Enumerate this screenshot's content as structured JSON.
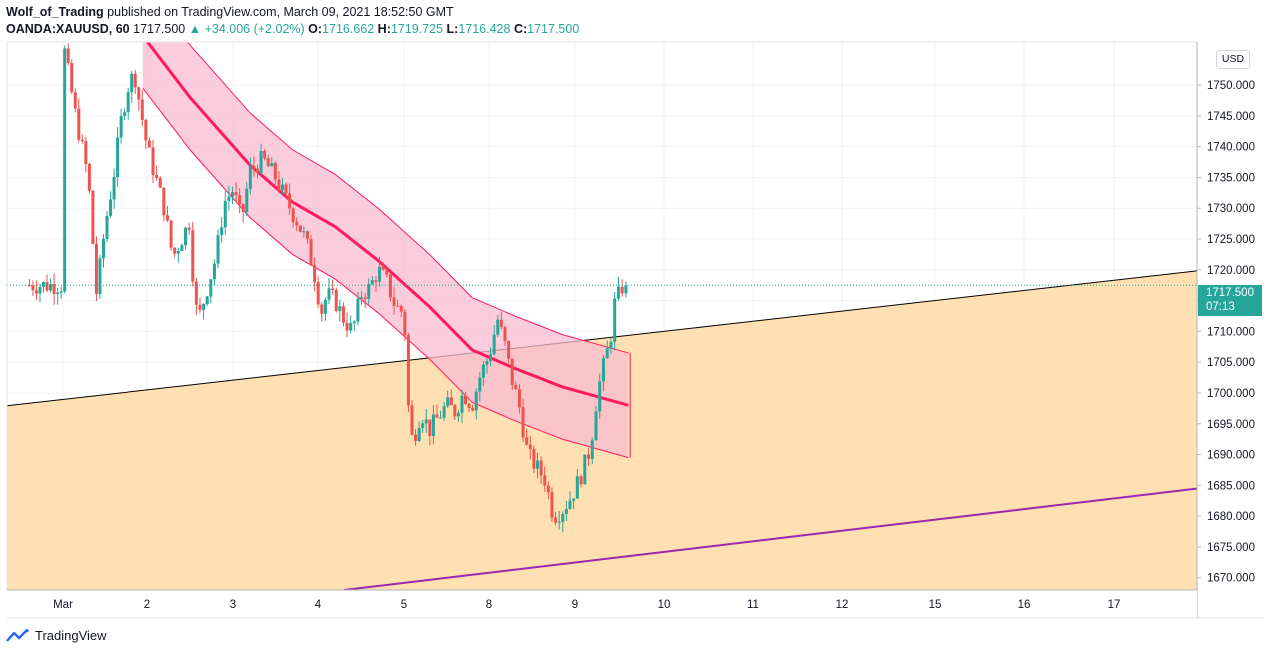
{
  "header": {
    "author": "Wolf_of_Trading",
    "published": "published on TradingView.com, March 09, 2021 18:52:50 GMT"
  },
  "legend": {
    "symbol": "OANDA:XAUUSD, 60",
    "last": "1717.500",
    "change": "▲ +34.006 (+2.02%)",
    "o_label": "O:",
    "o_value": "1716.662",
    "h_label": "H:",
    "h_value": "1719.725",
    "l_label": "L:",
    "l_value": "1716.428",
    "c_label": "C:",
    "c_value": "1717.500"
  },
  "currency": "USD",
  "price_tag": {
    "price": "1717.500",
    "countdown": "07:13"
  },
  "footer": {
    "brand": "TradingView"
  },
  "colors": {
    "up": "#26a69a",
    "down": "#ef5350",
    "channel_fill": "#ffe0b2",
    "band_fill": "#f8bbd0",
    "band_line": "#ff1a5e",
    "lower_line": "#9c27b0",
    "trend_line": "#000000"
  },
  "chart_data": {
    "type": "candlestick",
    "symbol": "OANDA:XAUUSD",
    "interval": "60",
    "x_ticks": [
      "Mar",
      "2",
      "3",
      "4",
      "5",
      "8",
      "9",
      "10",
      "11",
      "12",
      "15",
      "16",
      "17"
    ],
    "y_ticks": [
      "1670.000",
      "1675.000",
      "1680.000",
      "1685.000",
      "1690.000",
      "1695.000",
      "1700.000",
      "1705.000",
      "1710.000",
      "1715.000",
      "1720.000",
      "1725.000",
      "1730.000",
      "1735.000",
      "1740.000",
      "1745.000",
      "1750.000"
    ],
    "ylim": [
      1668,
      1757
    ],
    "last_price": 1717.5,
    "price_path": [
      [
        0,
        1757
      ],
      [
        0.15,
        1745
      ],
      [
        0.3,
        1735
      ],
      [
        0.4,
        1716
      ],
      [
        0.5,
        1727
      ],
      [
        0.6,
        1735
      ],
      [
        0.7,
        1745
      ],
      [
        0.78,
        1750
      ],
      [
        0.85,
        1752
      ],
      [
        0.95,
        1744
      ],
      [
        1.0,
        1740
      ],
      [
        1.1,
        1735
      ],
      [
        1.2,
        1730
      ],
      [
        1.3,
        1722
      ],
      [
        1.4,
        1725
      ],
      [
        1.5,
        1728
      ],
      [
        1.55,
        1715
      ],
      [
        1.6,
        1712
      ],
      [
        1.7,
        1717
      ],
      [
        1.8,
        1722
      ],
      [
        1.9,
        1731
      ],
      [
        2.0,
        1733
      ],
      [
        2.1,
        1728
      ],
      [
        2.2,
        1736
      ],
      [
        2.35,
        1738
      ],
      [
        2.5,
        1735
      ],
      [
        2.6,
        1732
      ],
      [
        2.75,
        1728
      ],
      [
        2.85,
        1725
      ],
      [
        2.95,
        1720
      ],
      [
        3.0,
        1716
      ],
      [
        3.05,
        1713
      ],
      [
        3.1,
        1716
      ],
      [
        3.2,
        1715
      ],
      [
        3.3,
        1712
      ],
      [
        3.4,
        1710
      ],
      [
        3.5,
        1716
      ],
      [
        3.6,
        1717
      ],
      [
        3.7,
        1720
      ],
      [
        3.8,
        1718
      ],
      [
        3.9,
        1714
      ],
      [
        4.0,
        1713
      ],
      [
        4.05,
        1698
      ],
      [
        4.1,
        1692
      ],
      [
        4.2,
        1697
      ],
      [
        4.3,
        1694
      ],
      [
        4.4,
        1696
      ],
      [
        4.5,
        1698
      ],
      [
        4.6,
        1697
      ],
      [
        4.7,
        1700
      ],
      [
        4.8,
        1698
      ],
      [
        4.9,
        1703
      ],
      [
        5.0,
        1706
      ],
      [
        5.1,
        1712
      ],
      [
        5.2,
        1707
      ],
      [
        5.25,
        1703
      ],
      [
        5.35,
        1698
      ],
      [
        5.45,
        1690
      ],
      [
        5.55,
        1688
      ],
      [
        5.65,
        1686
      ],
      [
        5.75,
        1680
      ],
      [
        5.85,
        1681
      ],
      [
        5.95,
        1683
      ],
      [
        6.05,
        1686
      ],
      [
        6.15,
        1690
      ],
      [
        6.2,
        1694
      ],
      [
        6.25,
        1700
      ],
      [
        6.35,
        1706
      ],
      [
        6.4,
        1709
      ],
      [
        6.45,
        1715
      ],
      [
        6.5,
        1716
      ],
      [
        6.55,
        1718
      ],
      [
        6.6,
        1717.5
      ]
    ],
    "annotations": {
      "upper_trendline": {
        "x": [
          -3.2,
          17.25
        ],
        "y": [
          1694,
          1727
        ]
      },
      "lower_trendline": {
        "x": [
          3.3,
          17.25
        ],
        "y": [
          1668,
          1692
        ]
      },
      "regression_band_center": [
        [
          0.95,
          1758
        ],
        [
          1.5,
          1748
        ],
        [
          2.2,
          1737
        ],
        [
          2.7,
          1731
        ],
        [
          3.2,
          1727
        ],
        [
          3.7,
          1721.5
        ],
        [
          4.3,
          1714
        ],
        [
          4.8,
          1707
        ],
        [
          5.3,
          1704
        ],
        [
          5.85,
          1701
        ],
        [
          6.6,
          1698
        ]
      ],
      "regression_band_width": 8.5,
      "band_end_x": 6.62
    }
  }
}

..........

- [TASK TO CARRY OUT]
From the listing, extract all text exactly as given and drop any picture.

- [FINAL ANSWER]
Enumerate this screenshot's content as structured JSON.
{
  "header": {
    "author": "Wolf_of_Trading",
    "published": "published on TradingView.com, March 09, 2021 18:52:50 GMT"
  },
  "legend": {
    "symbol": "OANDA:XAUUSD, 60",
    "last": "1717.500",
    "change": "▲ +34.006 (+2.02%)",
    "o_label": "O:",
    "o_value": "1716.662",
    "h_label": "H:",
    "h_value": "1719.725",
    "l_label": "L:",
    "l_value": "1716.428",
    "c_label": "C:",
    "c_value": "1717.500"
  },
  "currency": "USD",
  "price_tag": {
    "price": "1717.500",
    "countdown": "07:13"
  },
  "footer": {
    "brand": "TradingView"
  },
  "colors": {
    "up": "#26a69a",
    "down": "#ef5350",
    "channel_fill": "#ffe0b2",
    "band_fill": "#f8bbd0",
    "band_line": "#ff1a5e",
    "lower_line": "#9c27b0",
    "trend_line": "#000000"
  },
  "chart_data": {
    "type": "candlestick",
    "symbol": "OANDA:XAUUSD",
    "interval": "60",
    "x_ticks": [
      "Mar",
      "2",
      "3",
      "4",
      "5",
      "8",
      "9",
      "10",
      "11",
      "12",
      "15",
      "16",
      "17"
    ],
    "y_ticks": [
      "1670.000",
      "1675.000",
      "1680.000",
      "1685.000",
      "1690.000",
      "1695.000",
      "1700.000",
      "1705.000",
      "1710.000",
      "1715.000",
      "1720.000",
      "1725.000",
      "1730.000",
      "1735.000",
      "1740.000",
      "1745.000",
      "1750.000"
    ],
    "ylim": [
      1668,
      1757
    ],
    "last_price": 1717.5,
    "price_path": [
      [
        0,
        1757
      ],
      [
        0.15,
        1745
      ],
      [
        0.3,
        1735
      ],
      [
        0.4,
        1716
      ],
      [
        0.5,
        1727
      ],
      [
        0.6,
        1735
      ],
      [
        0.7,
        1745
      ],
      [
        0.78,
        1750
      ],
      [
        0.85,
        1752
      ],
      [
        0.95,
        1744
      ],
      [
        1.0,
        1740
      ],
      [
        1.1,
        1735
      ],
      [
        1.2,
        1730
      ],
      [
        1.3,
        1722
      ],
      [
        1.4,
        1725
      ],
      [
        1.5,
        1728
      ],
      [
        1.55,
        1715
      ],
      [
        1.6,
        1712
      ],
      [
        1.7,
        1717
      ],
      [
        1.8,
        1722
      ],
      [
        1.9,
        1731
      ],
      [
        2.0,
        1733
      ],
      [
        2.1,
        1728
      ],
      [
        2.2,
        1736
      ],
      [
        2.35,
        1738
      ],
      [
        2.5,
        1735
      ],
      [
        2.6,
        1732
      ],
      [
        2.75,
        1728
      ],
      [
        2.85,
        1725
      ],
      [
        2.95,
        1720
      ],
      [
        3.0,
        1716
      ],
      [
        3.05,
        1713
      ],
      [
        3.1,
        1716
      ],
      [
        3.2,
        1715
      ],
      [
        3.3,
        1712
      ],
      [
        3.4,
        1710
      ],
      [
        3.5,
        1716
      ],
      [
        3.6,
        1717
      ],
      [
        3.7,
        1720
      ],
      [
        3.8,
        1718
      ],
      [
        3.9,
        1714
      ],
      [
        4.0,
        1713
      ],
      [
        4.05,
        1698
      ],
      [
        4.1,
        1692
      ],
      [
        4.2,
        1697
      ],
      [
        4.3,
        1694
      ],
      [
        4.4,
        1696
      ],
      [
        4.5,
        1698
      ],
      [
        4.6,
        1697
      ],
      [
        4.7,
        1700
      ],
      [
        4.8,
        1698
      ],
      [
        4.9,
        1703
      ],
      [
        5.0,
        1706
      ],
      [
        5.1,
        1712
      ],
      [
        5.2,
        1707
      ],
      [
        5.25,
        1703
      ],
      [
        5.35,
        1698
      ],
      [
        5.45,
        1690
      ],
      [
        5.55,
        1688
      ],
      [
        5.65,
        1686
      ],
      [
        5.75,
        1680
      ],
      [
        5.85,
        1681
      ],
      [
        5.95,
        1683
      ],
      [
        6.05,
        1686
      ],
      [
        6.15,
        1690
      ],
      [
        6.2,
        1694
      ],
      [
        6.25,
        1700
      ],
      [
        6.35,
        1706
      ],
      [
        6.4,
        1709
      ],
      [
        6.45,
        1715
      ],
      [
        6.5,
        1716
      ],
      [
        6.55,
        1718
      ],
      [
        6.6,
        1717.5
      ]
    ],
    "annotations": {
      "upper_trendline": {
        "x": [
          -3.2,
          17.25
        ],
        "y": [
          1694,
          1727
        ]
      },
      "lower_trendline": {
        "x": [
          3.3,
          17.25
        ],
        "y": [
          1668,
          1692
        ]
      },
      "regression_band_center": [
        [
          0.95,
          1758
        ],
        [
          1.5,
          1748
        ],
        [
          2.2,
          1737
        ],
        [
          2.7,
          1731
        ],
        [
          3.2,
          1727
        ],
        [
          3.7,
          1721.5
        ],
        [
          4.3,
          1714
        ],
        [
          4.8,
          1707
        ],
        [
          5.3,
          1704
        ],
        [
          5.85,
          1701
        ],
        [
          6.6,
          1698
        ]
      ],
      "regression_band_width": 8.5,
      "band_end_x": 6.62
    }
  }
}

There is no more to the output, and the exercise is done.